§ What the exercise asks: Reproduce the lines of the material exactly, excluding every image.

Stored data
>> Begin

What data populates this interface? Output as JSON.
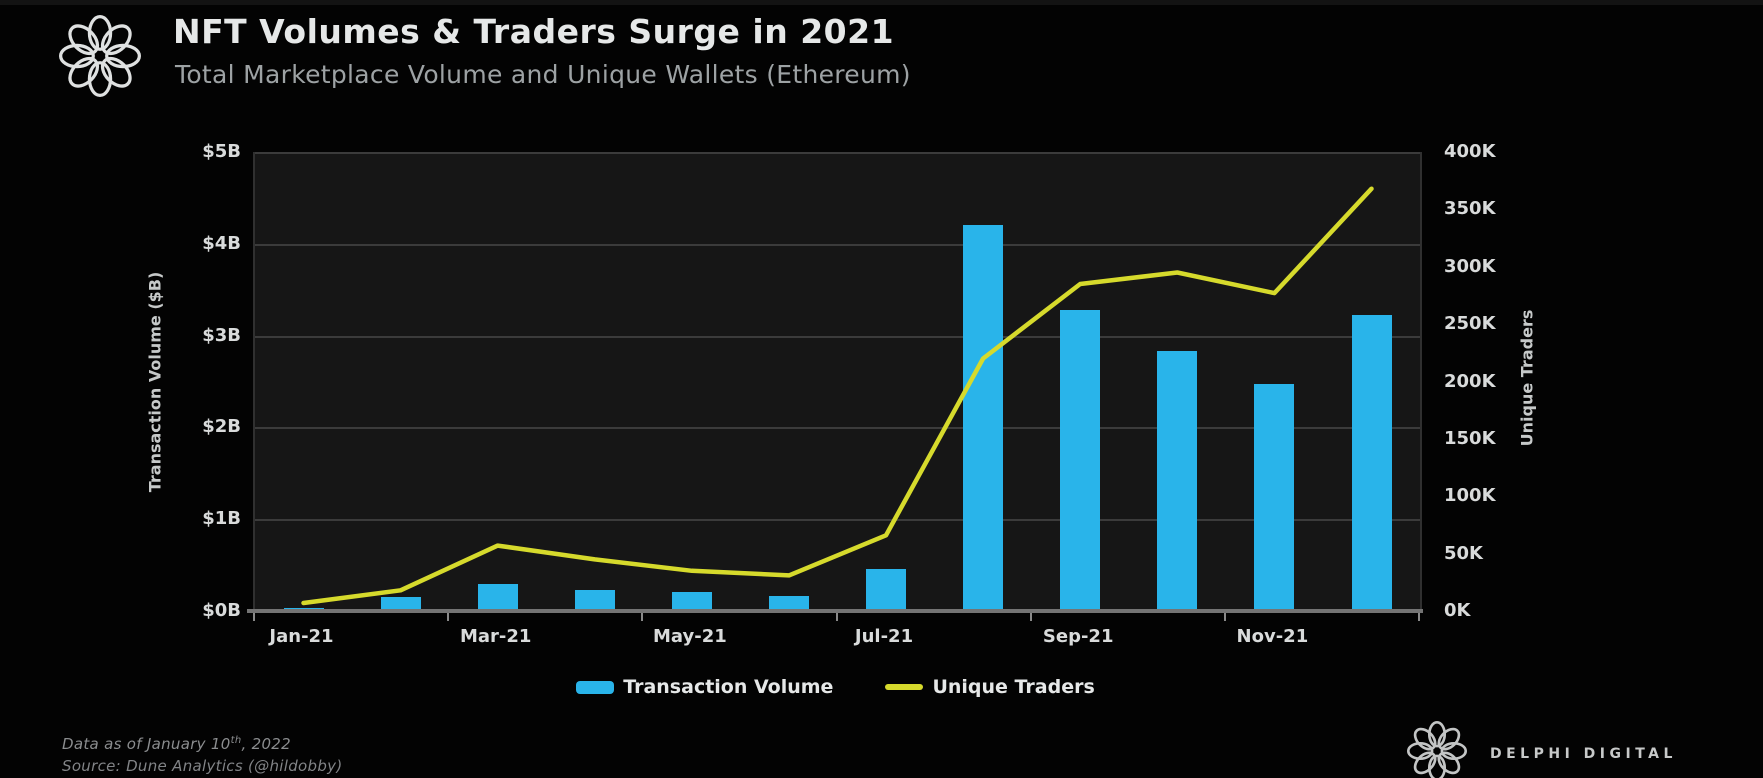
{
  "header": {
    "title": "NFT Volumes & Traders Surge in 2021",
    "subtitle": "Total Marketplace Volume and Unique Wallets (Ethereum)"
  },
  "legend": [
    {
      "label": "Transaction Volume",
      "swatch": "bar",
      "color": "#29b4ea"
    },
    {
      "label": "Unique Traders",
      "swatch": "line",
      "color": "#d6da2c"
    }
  ],
  "footer": {
    "line1_prefix": "Data as of January 10",
    "line1_sup": "th",
    "line1_suffix": ", 2022",
    "line2": "Source: Dune Analytics (@hildobby)"
  },
  "branding": {
    "name": "DELPHI DIGITAL"
  },
  "chart_data": {
    "type": "bar+line",
    "title": "NFT Volumes & Traders Surge in 2021",
    "subtitle": "Total Marketplace Volume and Unique Wallets (Ethereum)",
    "categories": [
      "Jan-21",
      "Feb-21",
      "Mar-21",
      "Apr-21",
      "May-21",
      "Jun-21",
      "Jul-21",
      "Aug-21",
      "Sep-21",
      "Oct-21",
      "Nov-21",
      "Dec-21"
    ],
    "x_axis": {
      "visible_tick_labels": [
        "Jan-21",
        "Mar-21",
        "May-21",
        "Jul-21",
        "Sep-21",
        "Nov-21"
      ],
      "label_every_n_months": 2
    },
    "left_axis": {
      "title": "Transaction Volume ($B)",
      "tick_labels": [
        "$5B",
        "$4B",
        "$3B",
        "$2B",
        "$1B",
        "$0B"
      ],
      "min": 0,
      "max": 5,
      "unit": "$B"
    },
    "right_axis": {
      "title": "Unique Traders",
      "tick_labels": [
        "400K",
        "350K",
        "300K",
        "250K",
        "200K",
        "150K",
        "100K",
        "50K",
        "0K"
      ],
      "min": 0,
      "max": 400,
      "unit": "K"
    },
    "series": [
      {
        "name": "Transaction Volume",
        "type": "bar",
        "axis": "left",
        "unit": "$B",
        "color": "#29b4ea",
        "values": [
          0.03,
          0.15,
          0.3,
          0.23,
          0.21,
          0.16,
          0.46,
          4.2,
          3.28,
          2.83,
          2.47,
          3.22
        ]
      },
      {
        "name": "Unique Traders",
        "type": "line",
        "axis": "right",
        "unit": "K wallets",
        "color": "#d6da2c",
        "values": [
          7,
          18,
          57,
          45,
          35,
          31,
          66,
          220,
          285,
          295,
          277,
          368
        ]
      }
    ],
    "grid": "horizontal",
    "legend_position": "bottom-center",
    "plot_background": "#161616",
    "page_background": "#030303"
  }
}
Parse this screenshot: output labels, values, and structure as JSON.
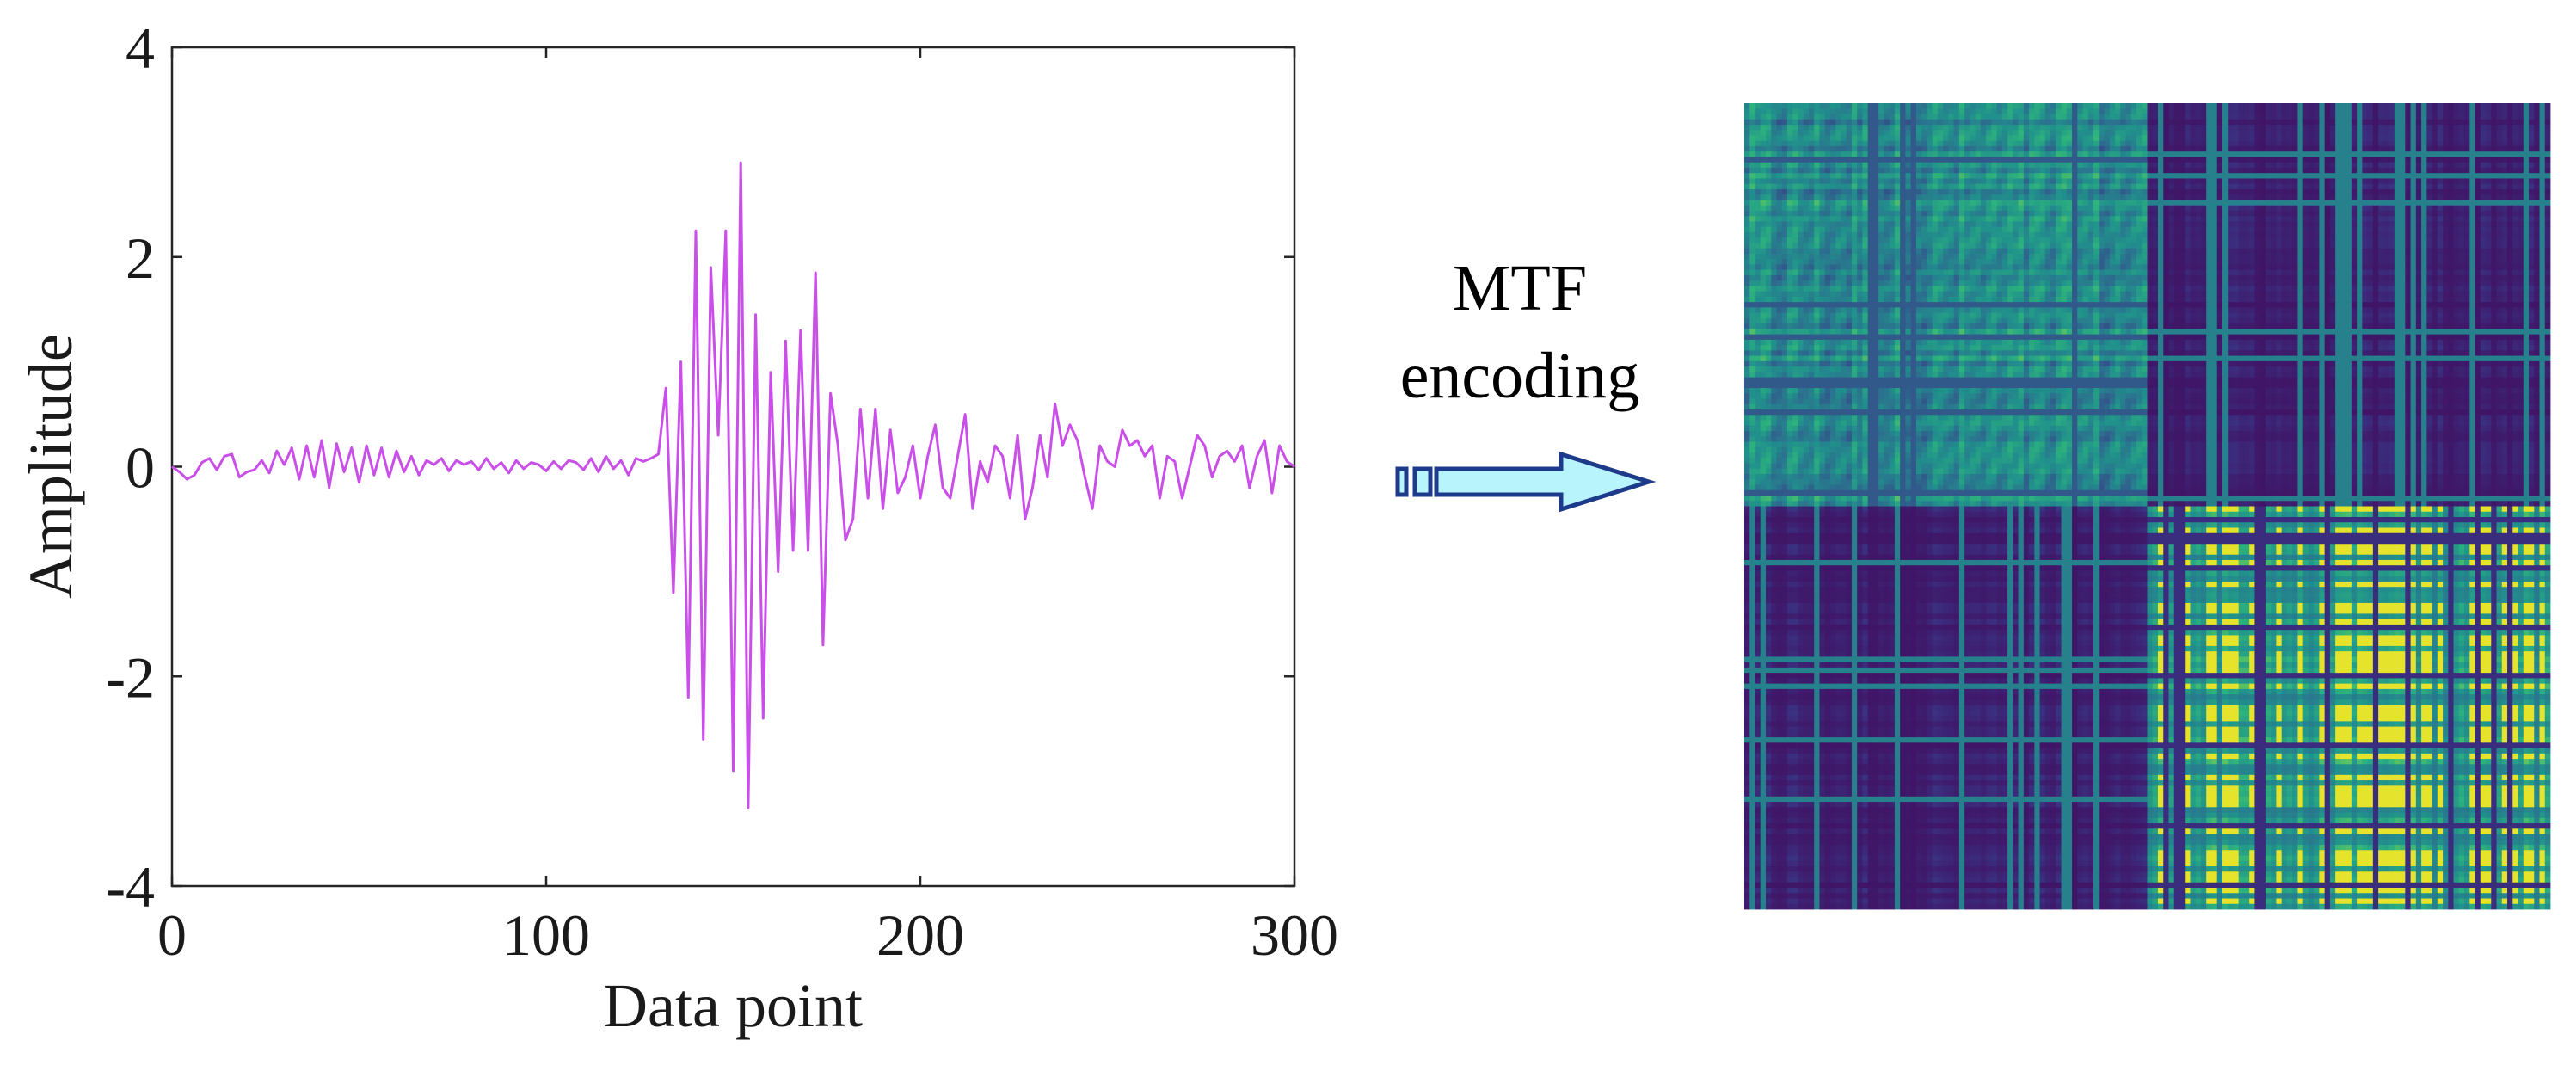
{
  "chart_data": [
    {
      "type": "line",
      "title": "",
      "xlabel": "Data point",
      "ylabel": "Amplitude",
      "xlim": [
        0,
        300
      ],
      "ylim": [
        -4,
        4
      ],
      "xticks": [
        0,
        100,
        200,
        300
      ],
      "xtick_labels": [
        "0",
        "100",
        "200",
        "300"
      ],
      "yticks": [
        -4,
        -2,
        0,
        2,
        4
      ],
      "ytick_labels": [
        "-4",
        "-2",
        "0",
        "2",
        "4"
      ],
      "grid": false,
      "legend": "none",
      "series": [
        {
          "color": "#c94fe8",
          "x": [
            0,
            2,
            4,
            6,
            8,
            10,
            12,
            14,
            16,
            18,
            20,
            22,
            24,
            26,
            28,
            30,
            32,
            34,
            36,
            38,
            40,
            42,
            44,
            46,
            48,
            50,
            52,
            54,
            56,
            58,
            60,
            62,
            64,
            66,
            68,
            70,
            72,
            74,
            76,
            78,
            80,
            82,
            84,
            86,
            88,
            90,
            92,
            94,
            96,
            98,
            100,
            102,
            104,
            106,
            108,
            110,
            112,
            114,
            116,
            118,
            120,
            122,
            124,
            126,
            128,
            130,
            132,
            134,
            136,
            138,
            140,
            142,
            144,
            146,
            148,
            150,
            152,
            154,
            156,
            158,
            160,
            162,
            164,
            166,
            168,
            170,
            172,
            174,
            176,
            178,
            180,
            182,
            184,
            186,
            188,
            190,
            192,
            194,
            196,
            198,
            200,
            202,
            204,
            206,
            208,
            210,
            212,
            214,
            216,
            218,
            220,
            222,
            224,
            226,
            228,
            230,
            232,
            234,
            236,
            238,
            240,
            242,
            244,
            246,
            248,
            250,
            252,
            254,
            256,
            258,
            260,
            262,
            264,
            266,
            268,
            270,
            272,
            274,
            276,
            278,
            280,
            282,
            284,
            286,
            288,
            290,
            292,
            294,
            296,
            298,
            300
          ],
          "y": [
            0.0,
            -0.05,
            -0.12,
            -0.08,
            0.04,
            0.08,
            -0.03,
            0.1,
            0.12,
            -0.1,
            -0.05,
            -0.03,
            0.06,
            -0.06,
            0.15,
            0.02,
            0.18,
            -0.12,
            0.2,
            -0.1,
            0.25,
            -0.2,
            0.22,
            -0.05,
            0.18,
            -0.15,
            0.2,
            -0.08,
            0.18,
            -0.1,
            0.15,
            -0.05,
            0.1,
            -0.08,
            0.06,
            0.02,
            0.08,
            -0.04,
            0.06,
            0.02,
            0.05,
            -0.03,
            0.08,
            -0.02,
            0.04,
            -0.06,
            0.06,
            -0.02,
            0.04,
            0.02,
            -0.04,
            0.05,
            -0.02,
            0.06,
            0.04,
            -0.03,
            0.08,
            -0.05,
            0.1,
            -0.02,
            0.06,
            -0.08,
            0.08,
            0.05,
            0.08,
            0.12,
            0.75,
            -1.2,
            1.0,
            -2.2,
            2.25,
            -2.6,
            1.9,
            0.3,
            2.25,
            -2.9,
            2.9,
            -3.25,
            1.45,
            -2.4,
            0.9,
            -1.0,
            1.2,
            -0.8,
            1.3,
            -0.8,
            1.85,
            -1.7,
            0.7,
            0.2,
            -0.7,
            -0.5,
            0.55,
            -0.3,
            0.55,
            -0.4,
            0.35,
            -0.25,
            -0.1,
            0.2,
            -0.3,
            0.1,
            0.4,
            -0.2,
            -0.3,
            0.1,
            0.5,
            -0.4,
            0.05,
            -0.15,
            0.2,
            0.1,
            -0.3,
            0.3,
            -0.5,
            -0.2,
            0.3,
            -0.1,
            0.6,
            0.2,
            0.4,
            0.25,
            -0.1,
            -0.4,
            0.2,
            0.05,
            0.0,
            0.35,
            0.2,
            0.25,
            0.1,
            0.2,
            -0.3,
            0.1,
            0.05,
            -0.3,
            0.0,
            0.3,
            0.2,
            -0.1,
            0.1,
            0.15,
            0.05,
            0.2,
            -0.2,
            0.1,
            0.25,
            -0.25,
            0.2,
            0.05,
            0.0
          ]
        }
      ]
    },
    {
      "type": "heatmap",
      "title": "",
      "grid_size": 150,
      "colormap": "viridis",
      "colors": {
        "low": "#440154",
        "mid_low": "#2c4a8a",
        "mid": "#21908d",
        "mid_high": "#3db98a",
        "high": "#fde725"
      },
      "quadrants": {
        "top_left": "teal",
        "top_right": "purple",
        "bottom_left": "purple",
        "bottom_right": "yellow"
      }
    }
  ],
  "arrow": {
    "label_line1": "MTF",
    "label_line2": "encoding",
    "fill_color": "#b8f4fb",
    "stroke_color": "#1e3a8a"
  }
}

>> End

§ Final result:
What data populates this interface? Output as JSON.
{
  "header": {
    "title": "NFT Volumes & Traders Surge in 2021",
    "subtitle": "Total Marketplace Volume and Unique Wallets (Ethereum)"
  },
  "legend": [
    {
      "label": "Transaction Volume",
      "swatch": "bar",
      "color": "#29b4ea"
    },
    {
      "label": "Unique Traders",
      "swatch": "line",
      "color": "#d6da2c"
    }
  ],
  "footer": {
    "line1_prefix": "Data as of January 10",
    "line1_sup": "th",
    "line1_suffix": ", 2022",
    "line2": "Source: Dune Analytics (@hildobby)"
  },
  "branding": {
    "name": "DELPHI DIGITAL"
  },
  "chart_data": {
    "type": "bar+line",
    "title": "NFT Volumes & Traders Surge in 2021",
    "subtitle": "Total Marketplace Volume and Unique Wallets (Ethereum)",
    "categories": [
      "Jan-21",
      "Feb-21",
      "Mar-21",
      "Apr-21",
      "May-21",
      "Jun-21",
      "Jul-21",
      "Aug-21",
      "Sep-21",
      "Oct-21",
      "Nov-21",
      "Dec-21"
    ],
    "x_axis": {
      "visible_tick_labels": [
        "Jan-21",
        "Mar-21",
        "May-21",
        "Jul-21",
        "Sep-21",
        "Nov-21"
      ],
      "label_every_n_months": 2
    },
    "left_axis": {
      "title": "Transaction Volume ($B)",
      "tick_labels": [
        "$5B",
        "$4B",
        "$3B",
        "$2B",
        "$1B",
        "$0B"
      ],
      "min": 0,
      "max": 5,
      "unit": "$B"
    },
    "right_axis": {
      "title": "Unique Traders",
      "tick_labels": [
        "400K",
        "350K",
        "300K",
        "250K",
        "200K",
        "150K",
        "100K",
        "50K",
        "0K"
      ],
      "min": 0,
      "max": 400,
      "unit": "K"
    },
    "series": [
      {
        "name": "Transaction Volume",
        "type": "bar",
        "axis": "left",
        "unit": "$B",
        "color": "#29b4ea",
        "values": [
          0.03,
          0.15,
          0.3,
          0.23,
          0.21,
          0.16,
          0.46,
          4.2,
          3.28,
          2.83,
          2.47,
          3.22
        ]
      },
      {
        "name": "Unique Traders",
        "type": "line",
        "axis": "right",
        "unit": "K wallets",
        "color": "#d6da2c",
        "values": [
          7,
          18,
          57,
          45,
          35,
          31,
          66,
          220,
          285,
          295,
          277,
          368
        ]
      }
    ],
    "grid": "horizontal",
    "legend_position": "bottom-center",
    "plot_background": "#161616",
    "page_background": "#030303"
  }
}
Parse this screenshot: output labels, values, and structure as JSON.
{
  "chart_data": [
    {
      "type": "line",
      "title": "",
      "xlabel": "Data point",
      "ylabel": "Amplitude",
      "xlim": [
        0,
        300
      ],
      "ylim": [
        -4,
        4
      ],
      "xticks": [
        0,
        100,
        200,
        300
      ],
      "xtick_labels": [
        "0",
        "100",
        "200",
        "300"
      ],
      "yticks": [
        -4,
        -2,
        0,
        2,
        4
      ],
      "ytick_labels": [
        "-4",
        "-2",
        "0",
        "2",
        "4"
      ],
      "grid": false,
      "legend": "none",
      "series": [
        {
          "color": "#c94fe8",
          "x": [
            0,
            2,
            4,
            6,
            8,
            10,
            12,
            14,
            16,
            18,
            20,
            22,
            24,
            26,
            28,
            30,
            32,
            34,
            36,
            38,
            40,
            42,
            44,
            46,
            48,
            50,
            52,
            54,
            56,
            58,
            60,
            62,
            64,
            66,
            68,
            70,
            72,
            74,
            76,
            78,
            80,
            82,
            84,
            86,
            88,
            90,
            92,
            94,
            96,
            98,
            100,
            102,
            104,
            106,
            108,
            110,
            112,
            114,
            116,
            118,
            120,
            122,
            124,
            126,
            128,
            130,
            132,
            134,
            136,
            138,
            140,
            142,
            144,
            146,
            148,
            150,
            152,
            154,
            156,
            158,
            160,
            162,
            164,
            166,
            168,
            170,
            172,
            174,
            176,
            178,
            180,
            182,
            184,
            186,
            188,
            190,
            192,
            194,
            196,
            198,
            200,
            202,
            204,
            206,
            208,
            210,
            212,
            214,
            216,
            218,
            220,
            222,
            224,
            226,
            228,
            230,
            232,
            234,
            236,
            238,
            240,
            242,
            244,
            246,
            248,
            250,
            252,
            254,
            256,
            258,
            260,
            262,
            264,
            266,
            268,
            270,
            272,
            274,
            276,
            278,
            280,
            282,
            284,
            286,
            288,
            290,
            292,
            294,
            296,
            298,
            300
          ],
          "y": [
            0.0,
            -0.05,
            -0.12,
            -0.08,
            0.04,
            0.08,
            -0.03,
            0.1,
            0.12,
            -0.1,
            -0.05,
            -0.03,
            0.06,
            -0.06,
            0.15,
            0.02,
            0.18,
            -0.12,
            0.2,
            -0.1,
            0.25,
            -0.2,
            0.22,
            -0.05,
            0.18,
            -0.15,
            0.2,
            -0.08,
            0.18,
            -0.1,
            0.15,
            -0.05,
            0.1,
            -0.08,
            0.06,
            0.02,
            0.08,
            -0.04,
            0.06,
            0.02,
            0.05,
            -0.03,
            0.08,
            -0.02,
            0.04,
            -0.06,
            0.06,
            -0.02,
            0.04,
            0.02,
            -0.04,
            0.05,
            -0.02,
            0.06,
            0.04,
            -0.03,
            0.08,
            -0.05,
            0.1,
            -0.02,
            0.06,
            -0.08,
            0.08,
            0.05,
            0.08,
            0.12,
            0.75,
            -1.2,
            1.0,
            -2.2,
            2.25,
            -2.6,
            1.9,
            0.3,
            2.25,
            -2.9,
            2.9,
            -3.25,
            1.45,
            -2.4,
            0.9,
            -1.0,
            1.2,
            -0.8,
            1.3,
            -0.8,
            1.85,
            -1.7,
            0.7,
            0.2,
            -0.7,
            -0.5,
            0.55,
            -0.3,
            0.55,
            -0.4,
            0.35,
            -0.25,
            -0.1,
            0.2,
            -0.3,
            0.1,
            0.4,
            -0.2,
            -0.3,
            0.1,
            0.5,
            -0.4,
            0.05,
            -0.15,
            0.2,
            0.1,
            -0.3,
            0.3,
            -0.5,
            -0.2,
            0.3,
            -0.1,
            0.6,
            0.2,
            0.4,
            0.25,
            -0.1,
            -0.4,
            0.2,
            0.05,
            0.0,
            0.35,
            0.2,
            0.25,
            0.1,
            0.2,
            -0.3,
            0.1,
            0.05,
            -0.3,
            0.0,
            0.3,
            0.2,
            -0.1,
            0.1,
            0.15,
            0.05,
            0.2,
            -0.2,
            0.1,
            0.25,
            -0.25,
            0.2,
            0.05,
            0.0
          ]
        }
      ]
    },
    {
      "type": "heatmap",
      "title": "",
      "grid_size": 150,
      "colormap": "viridis",
      "colors": {
        "low": "#440154",
        "mid_low": "#2c4a8a",
        "mid": "#21908d",
        "mid_high": "#3db98a",
        "high": "#fde725"
      },
      "quadrants": {
        "top_left": "teal",
        "top_right": "purple",
        "bottom_left": "purple",
        "bottom_right": "yellow"
      }
    }
  ],
  "arrow": {
    "label_line1": "MTF",
    "label_line2": "encoding",
    "fill_color": "#b8f4fb",
    "stroke_color": "#1e3a8a"
  }
}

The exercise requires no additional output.